▶ **What is needed**
Please give the listing again, word for word, with nothing left out.

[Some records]
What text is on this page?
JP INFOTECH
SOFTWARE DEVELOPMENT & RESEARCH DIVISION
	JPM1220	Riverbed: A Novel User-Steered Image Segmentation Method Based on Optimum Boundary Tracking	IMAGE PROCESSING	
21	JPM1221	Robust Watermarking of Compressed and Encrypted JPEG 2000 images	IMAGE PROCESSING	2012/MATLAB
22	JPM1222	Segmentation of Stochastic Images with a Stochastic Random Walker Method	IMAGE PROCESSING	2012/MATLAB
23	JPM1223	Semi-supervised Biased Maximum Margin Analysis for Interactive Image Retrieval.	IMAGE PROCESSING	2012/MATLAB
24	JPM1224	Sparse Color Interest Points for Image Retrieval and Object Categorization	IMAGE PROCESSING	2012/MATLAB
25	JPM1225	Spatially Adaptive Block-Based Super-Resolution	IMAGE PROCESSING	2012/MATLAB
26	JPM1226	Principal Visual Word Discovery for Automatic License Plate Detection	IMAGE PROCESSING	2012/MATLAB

▶ **Finished exercise**
What text is on this page?
JP INFOTECH
SOFTWARE DEVELOPMENT & RESEARCH DIVISION
	JPM1220	Riverbed: A Novel User-Steered Image Segmentation Method Based on Optimum Boundary Tracking	IMAGE PROCESSING	
21	JPM1221	Robust Watermarking of Compressed and Encrypted JPEG 2000 images	IMAGE PROCESSING	2012/MATLAB
22	JPM1222	Segmentation of Stochastic Images with a Stochastic Random Walker Method	IMAGE PROCESSING	2012/MATLAB
23	JPM1223	Semi-supervised Biased Maximum Margin Analysis for Interactive Image Retrieval.	IMAGE PROCESSING	2012/MATLAB
24	JPM1224	Sparse Color Interest Points for Image Retrieval and Object Categorization	IMAGE PROCESSING	2012/MATLAB
25	JPM1225	Spatially Adaptive Block-Based Super-Resolution	IMAGE PROCESSING	2012/MATLAB
26	JPM1226	Principal Visual Word Discovery for Automatic License Plate Detection	IMAGE PROCESSING	2012/MATLAB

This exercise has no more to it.